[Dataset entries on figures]
--

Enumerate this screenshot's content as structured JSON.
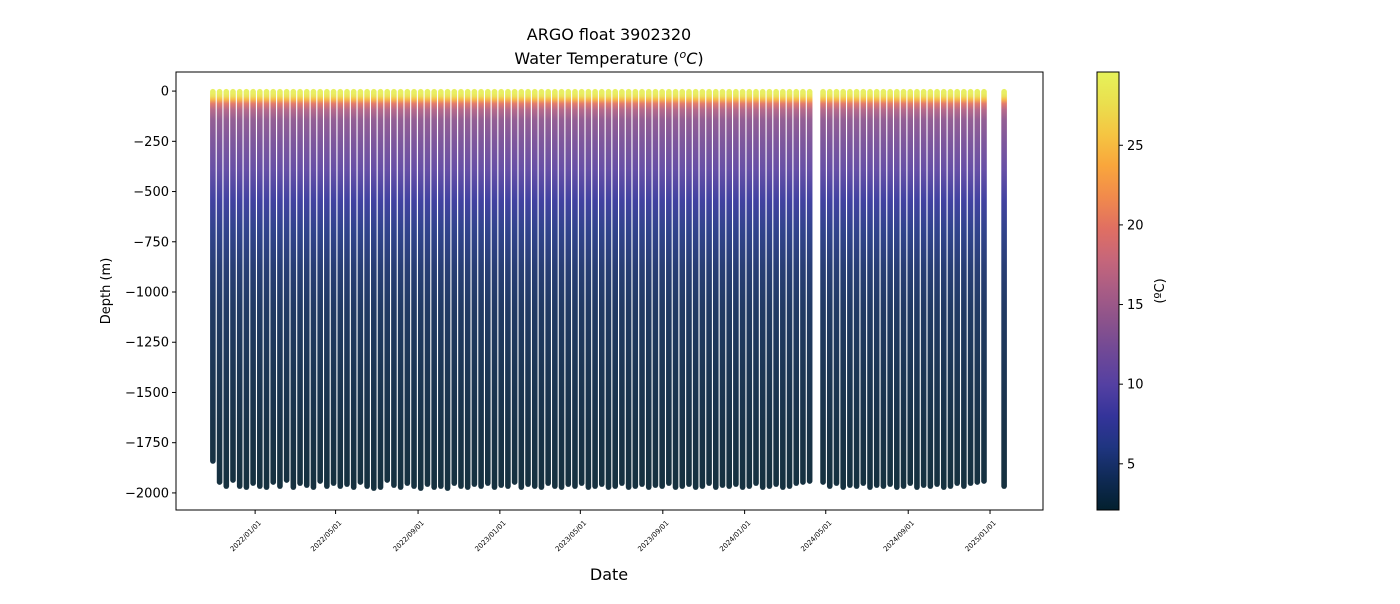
{
  "chart_data": {
    "type": "scatter",
    "title": "ARGO float 3902320",
    "subtitle_prefix": "Water Temperature (",
    "unit_sup": "o",
    "unit_main": "C",
    "subtitle_suffix": ")",
    "xlabel": "Date",
    "ylabel": "Depth (m)",
    "colorbar_label": "(ºC)",
    "colorbar_label_open": "(",
    "colorbar_label_close": ")",
    "xlim": [
      "2021-09-05",
      "2025-03-21"
    ],
    "ylim": [
      -2085,
      95
    ],
    "clim": [
      2.1,
      29.6
    ],
    "grid": false,
    "xticks": [
      "2022/01/01",
      "2022/05/01",
      "2022/09/01",
      "2023/01/01",
      "2023/05/01",
      "2023/09/01",
      "2024/01/01",
      "2024/05/01",
      "2024/09/01",
      "2025/01/01"
    ],
    "yticks": [
      0,
      -250,
      -500,
      -750,
      -1000,
      -1250,
      -1500,
      -1750,
      -2000
    ],
    "ytick_labels": [
      "0",
      "−250",
      "−500",
      "−750",
      "−1000",
      "−1250",
      "−1500",
      "−1750",
      "−2000"
    ],
    "cbar_ticks": [
      5,
      10,
      15,
      20,
      25
    ],
    "cbar_tick_labels": [
      "5",
      "10",
      "15",
      "20",
      "25"
    ],
    "colormap": [
      "#03202e",
      "#0f2a55",
      "#1f3580",
      "#34349a",
      "#5440a2",
      "#6e4897",
      "#8a528c",
      "#a85c85",
      "#c6667a",
      "#e06f62",
      "#f18a4c",
      "#f9a63c",
      "#f5c542",
      "#eadf4e",
      "#e6f25a"
    ],
    "profiles": {
      "first_date": "2021-10-30",
      "cycle_days": 10,
      "missing_cycles": [
        90,
        116,
        117
      ],
      "max_depth": [
        1850,
        1955,
        1975,
        1945,
        1975,
        1980,
        1960,
        1975,
        1980,
        1955,
        1975,
        1945,
        1980,
        1960,
        1970,
        1980,
        1950,
        1975,
        1960,
        1975,
        1965,
        1980,
        1955,
        1975,
        1985,
        1980,
        1945,
        1970,
        1980,
        1960,
        1975,
        1985,
        1965,
        1980,
        1975,
        1985,
        1960,
        1975,
        1980,
        1965,
        1975,
        1960,
        1980,
        1970,
        1975,
        1955,
        1980,
        1965,
        1975,
        1980,
        1960,
        1975,
        1980,
        1965,
        1975,
        1960,
        1980,
        1975,
        1965,
        1980,
        1975,
        1960,
        1980,
        1975,
        1965,
        1980,
        1970,
        1975,
        1960,
        1980,
        1975,
        1965,
        1980,
        1975,
        1960,
        1980,
        1970,
        1975,
        1965,
        1980,
        1975,
        1960,
        1980,
        1975,
        1965,
        1980,
        1975,
        1960,
        1955,
        1950,
        0,
        1955,
        1975,
        1960,
        1980,
        1970,
        1975,
        1960,
        1980,
        1970,
        1975,
        1965,
        1980,
        1975,
        1960,
        1980,
        1970,
        1975,
        1965,
        1980,
        1975,
        1960,
        1975,
        1960,
        1955,
        1950,
        0,
        0,
        1975
      ],
      "temperature_profile": {
        "depth": [
          0,
          20,
          35,
          50,
          70,
          100,
          150,
          250,
          400,
          550,
          700,
          900,
          1100,
          1400,
          1700,
          2000
        ],
        "temp": [
          29.4,
          29.0,
          27.5,
          24.5,
          20.0,
          16.5,
          14.0,
          12.5,
          10.5,
          8.0,
          6.3,
          5.0,
          4.2,
          3.4,
          2.7,
          2.2
        ]
      }
    }
  }
}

--

Give every record back exactly as it reads, with no images.

Enumerate this screenshot's content as structured JSON.
{
  "chart_data": {
    "type": "scatter",
    "title": "ARGO float 3902320",
    "subtitle_prefix": "Water Temperature (",
    "unit_sup": "o",
    "unit_main": "C",
    "subtitle_suffix": ")",
    "xlabel": "Date",
    "ylabel": "Depth (m)",
    "colorbar_label": "(ºC)",
    "colorbar_label_open": "(",
    "colorbar_label_close": ")",
    "xlim": [
      "2021-09-05",
      "2025-03-21"
    ],
    "ylim": [
      -2085,
      95
    ],
    "clim": [
      2.1,
      29.6
    ],
    "grid": false,
    "xticks": [
      "2022/01/01",
      "2022/05/01",
      "2022/09/01",
      "2023/01/01",
      "2023/05/01",
      "2023/09/01",
      "2024/01/01",
      "2024/05/01",
      "2024/09/01",
      "2025/01/01"
    ],
    "yticks": [
      0,
      -250,
      -500,
      -750,
      -1000,
      -1250,
      -1500,
      -1750,
      -2000
    ],
    "ytick_labels": [
      "0",
      "−250",
      "−500",
      "−750",
      "−1000",
      "−1250",
      "−1500",
      "−1750",
      "−2000"
    ],
    "cbar_ticks": [
      5,
      10,
      15,
      20,
      25
    ],
    "cbar_tick_labels": [
      "5",
      "10",
      "15",
      "20",
      "25"
    ],
    "colormap": [
      "#03202e",
      "#0f2a55",
      "#1f3580",
      "#34349a",
      "#5440a2",
      "#6e4897",
      "#8a528c",
      "#a85c85",
      "#c6667a",
      "#e06f62",
      "#f18a4c",
      "#f9a63c",
      "#f5c542",
      "#eadf4e",
      "#e6f25a"
    ],
    "profiles": {
      "first_date": "2021-10-30",
      "cycle_days": 10,
      "missing_cycles": [
        90,
        116,
        117
      ],
      "max_depth": [
        1850,
        1955,
        1975,
        1945,
        1975,
        1980,
        1960,
        1975,
        1980,
        1955,
        1975,
        1945,
        1980,
        1960,
        1970,
        1980,
        1950,
        1975,
        1960,
        1975,
        1965,
        1980,
        1955,
        1975,
        1985,
        1980,
        1945,
        1970,
        1980,
        1960,
        1975,
        1985,
        1965,
        1980,
        1975,
        1985,
        1960,
        1975,
        1980,
        1965,
        1975,
        1960,
        1980,
        1970,
        1975,
        1955,
        1980,
        1965,
        1975,
        1980,
        1960,
        1975,
        1980,
        1965,
        1975,
        1960,
        1980,
        1975,
        1965,
        1980,
        1975,
        1960,
        1980,
        1975,
        1965,
        1980,
        1970,
        1975,
        1960,
        1980,
        1975,
        1965,
        1980,
        1975,
        1960,
        1980,
        1970,
        1975,
        1965,
        1980,
        1975,
        1960,
        1980,
        1975,
        1965,
        1980,
        1975,
        1960,
        1955,
        1950,
        0,
        1955,
        1975,
        1960,
        1980,
        1970,
        1975,
        1960,
        1980,
        1970,
        1975,
        1965,
        1980,
        1975,
        1960,
        1980,
        1970,
        1975,
        1965,
        1980,
        1975,
        1960,
        1975,
        1960,
        1955,
        1950,
        0,
        0,
        1975
      ],
      "temperature_profile": {
        "depth": [
          0,
          20,
          35,
          50,
          70,
          100,
          150,
          250,
          400,
          550,
          700,
          900,
          1100,
          1400,
          1700,
          2000
        ],
        "temp": [
          29.4,
          29.0,
          27.5,
          24.5,
          20.0,
          16.5,
          14.0,
          12.5,
          10.5,
          8.0,
          6.3,
          5.0,
          4.2,
          3.4,
          2.7,
          2.2
        ]
      }
    }
  }
}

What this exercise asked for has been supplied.